(Entries with figure data)
--------------------

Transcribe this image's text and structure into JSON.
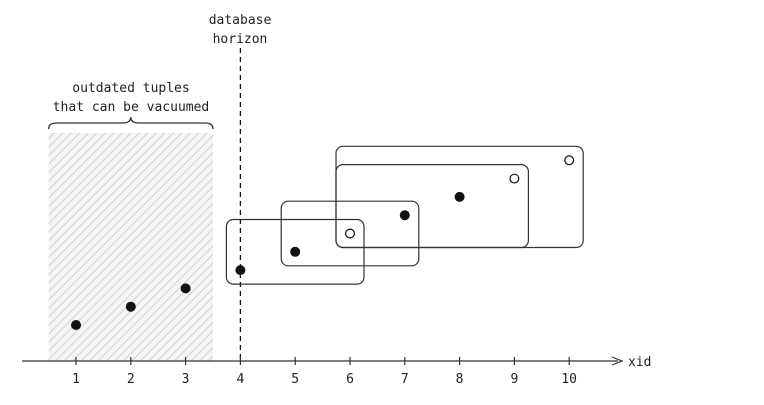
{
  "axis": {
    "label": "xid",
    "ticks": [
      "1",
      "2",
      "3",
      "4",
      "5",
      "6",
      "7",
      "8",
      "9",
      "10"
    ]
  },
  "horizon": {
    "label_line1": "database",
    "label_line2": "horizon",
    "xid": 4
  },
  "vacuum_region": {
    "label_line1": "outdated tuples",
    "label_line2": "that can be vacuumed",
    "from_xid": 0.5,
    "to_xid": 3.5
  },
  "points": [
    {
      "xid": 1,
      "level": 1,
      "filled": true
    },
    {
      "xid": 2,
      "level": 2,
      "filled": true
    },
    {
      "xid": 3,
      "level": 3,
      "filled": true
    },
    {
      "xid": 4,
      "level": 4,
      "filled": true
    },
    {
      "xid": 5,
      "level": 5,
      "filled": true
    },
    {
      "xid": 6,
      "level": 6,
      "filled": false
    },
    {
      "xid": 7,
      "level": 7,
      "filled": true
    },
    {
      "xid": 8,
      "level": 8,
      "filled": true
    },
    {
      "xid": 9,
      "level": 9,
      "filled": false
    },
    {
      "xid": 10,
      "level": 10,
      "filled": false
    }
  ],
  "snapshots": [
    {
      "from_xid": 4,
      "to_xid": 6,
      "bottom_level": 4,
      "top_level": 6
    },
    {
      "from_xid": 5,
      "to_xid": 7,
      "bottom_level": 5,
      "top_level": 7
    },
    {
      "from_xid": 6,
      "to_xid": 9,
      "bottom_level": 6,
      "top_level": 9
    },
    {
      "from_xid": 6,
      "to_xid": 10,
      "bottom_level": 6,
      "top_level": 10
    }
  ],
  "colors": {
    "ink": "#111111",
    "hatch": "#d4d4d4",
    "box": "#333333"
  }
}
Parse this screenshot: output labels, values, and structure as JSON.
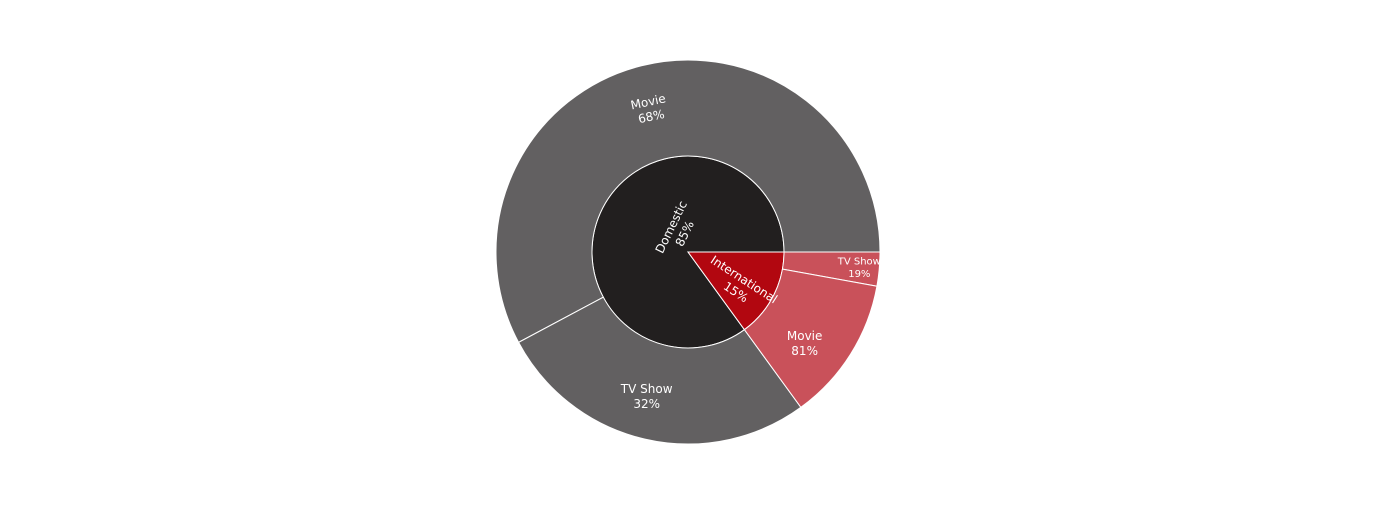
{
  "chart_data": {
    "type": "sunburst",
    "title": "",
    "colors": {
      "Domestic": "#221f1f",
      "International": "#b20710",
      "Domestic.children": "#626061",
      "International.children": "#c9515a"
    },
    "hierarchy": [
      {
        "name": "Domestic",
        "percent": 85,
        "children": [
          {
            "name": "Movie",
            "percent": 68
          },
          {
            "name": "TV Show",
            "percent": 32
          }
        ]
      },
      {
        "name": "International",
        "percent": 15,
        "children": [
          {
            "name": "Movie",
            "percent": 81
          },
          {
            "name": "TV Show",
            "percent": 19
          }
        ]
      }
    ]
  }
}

--------------------

Task description:
Drop the images and repeat the data exactly.

Response to the task:
Transcribe this image's text and structure into JSON.
{
  "axis": {
    "label": "xid",
    "ticks": [
      "1",
      "2",
      "3",
      "4",
      "5",
      "6",
      "7",
      "8",
      "9",
      "10"
    ]
  },
  "horizon": {
    "label_line1": "database",
    "label_line2": "horizon",
    "xid": 4
  },
  "vacuum_region": {
    "label_line1": "outdated tuples",
    "label_line2": "that can be vacuumed",
    "from_xid": 0.5,
    "to_xid": 3.5
  },
  "points": [
    {
      "xid": 1,
      "level": 1,
      "filled": true
    },
    {
      "xid": 2,
      "level": 2,
      "filled": true
    },
    {
      "xid": 3,
      "level": 3,
      "filled": true
    },
    {
      "xid": 4,
      "level": 4,
      "filled": true
    },
    {
      "xid": 5,
      "level": 5,
      "filled": true
    },
    {
      "xid": 6,
      "level": 6,
      "filled": false
    },
    {
      "xid": 7,
      "level": 7,
      "filled": true
    },
    {
      "xid": 8,
      "level": 8,
      "filled": true
    },
    {
      "xid": 9,
      "level": 9,
      "filled": false
    },
    {
      "xid": 10,
      "level": 10,
      "filled": false
    }
  ],
  "snapshots": [
    {
      "from_xid": 4,
      "to_xid": 6,
      "bottom_level": 4,
      "top_level": 6
    },
    {
      "from_xid": 5,
      "to_xid": 7,
      "bottom_level": 5,
      "top_level": 7
    },
    {
      "from_xid": 6,
      "to_xid": 9,
      "bottom_level": 6,
      "top_level": 9
    },
    {
      "from_xid": 6,
      "to_xid": 10,
      "bottom_level": 6,
      "top_level": 10
    }
  ],
  "colors": {
    "ink": "#111111",
    "hatch": "#d4d4d4",
    "box": "#333333"
  }
}
Parse this screenshot: output labels, values, and structure as JSON.
{
  "chart_data": {
    "type": "sunburst",
    "title": "",
    "colors": {
      "Domestic": "#221f1f",
      "International": "#b20710",
      "Domestic.children": "#626061",
      "International.children": "#c9515a"
    },
    "hierarchy": [
      {
        "name": "Domestic",
        "percent": 85,
        "children": [
          {
            "name": "Movie",
            "percent": 68
          },
          {
            "name": "TV Show",
            "percent": 32
          }
        ]
      },
      {
        "name": "International",
        "percent": 15,
        "children": [
          {
            "name": "Movie",
            "percent": 81
          },
          {
            "name": "TV Show",
            "percent": 19
          }
        ]
      }
    ]
  }
}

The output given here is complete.